◆ **Set exercise**
Take every line from the listing below that includes "eljárásrendjének" and copy it.

◆ **Some records**
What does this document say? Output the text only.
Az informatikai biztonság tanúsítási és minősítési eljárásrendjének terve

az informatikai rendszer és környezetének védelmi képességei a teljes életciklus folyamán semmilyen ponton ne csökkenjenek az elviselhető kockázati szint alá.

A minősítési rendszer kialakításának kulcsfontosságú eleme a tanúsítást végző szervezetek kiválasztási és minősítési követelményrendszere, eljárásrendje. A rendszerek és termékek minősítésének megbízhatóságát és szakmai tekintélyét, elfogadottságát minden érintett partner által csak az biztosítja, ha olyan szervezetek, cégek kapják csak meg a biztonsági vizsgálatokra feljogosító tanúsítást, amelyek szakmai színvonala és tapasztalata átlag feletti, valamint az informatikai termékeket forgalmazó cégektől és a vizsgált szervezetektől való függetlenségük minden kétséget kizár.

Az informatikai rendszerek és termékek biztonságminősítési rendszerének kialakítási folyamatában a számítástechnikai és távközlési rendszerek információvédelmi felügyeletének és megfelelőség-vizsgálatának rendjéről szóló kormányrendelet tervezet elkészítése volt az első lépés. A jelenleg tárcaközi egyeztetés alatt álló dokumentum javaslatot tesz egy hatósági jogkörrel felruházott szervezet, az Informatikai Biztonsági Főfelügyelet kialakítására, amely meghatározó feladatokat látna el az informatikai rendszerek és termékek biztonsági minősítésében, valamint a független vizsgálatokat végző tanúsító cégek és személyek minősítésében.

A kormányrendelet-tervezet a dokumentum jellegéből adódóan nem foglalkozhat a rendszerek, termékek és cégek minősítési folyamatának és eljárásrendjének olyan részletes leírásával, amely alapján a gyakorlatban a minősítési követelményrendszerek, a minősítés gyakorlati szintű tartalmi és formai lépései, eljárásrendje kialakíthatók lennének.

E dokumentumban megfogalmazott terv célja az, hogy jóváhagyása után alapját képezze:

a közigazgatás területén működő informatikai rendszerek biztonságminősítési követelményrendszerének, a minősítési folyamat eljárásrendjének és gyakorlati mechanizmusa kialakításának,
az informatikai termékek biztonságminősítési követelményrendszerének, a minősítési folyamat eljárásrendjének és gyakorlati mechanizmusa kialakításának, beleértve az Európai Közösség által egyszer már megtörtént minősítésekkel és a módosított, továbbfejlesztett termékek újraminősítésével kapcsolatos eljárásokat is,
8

◆ **Result of this exercise**
Az informatikai biztonság tanúsítási és minősítési eljárásrendjének terve
A kormányrendelet-tervezet a dokumentum jellegéből adódóan nem foglalkozhat a rendszerek, termékek és cégek minősítési folyamatának és eljárásrendjének olyan részletes leírásával, amely alapján a gyakorlatban a minősítési követelményrendszerek, a minősítés gyakorlati szintű tartalmi és formai lépései, eljárásrendje kialakíthatók lennének.
a közigazgatás területén működő informatikai rendszerek biztonságminősítési követelményrendszerének, a minősítési folyamat eljárásrendjének és gyakorlati mechanizmusa kialakításának,
az informatikai termékek biztonságminősítési követelményrendszerének, a minősítési folyamat eljárásrendjének és gyakorlati mechanizmusa kialakításának, beleértve az Európai Közösség által egyszer már megtörtént minősítésekkel és a módosított, továbbfejlesztett termékek újraminősítésével kapcsolatos eljárásokat is,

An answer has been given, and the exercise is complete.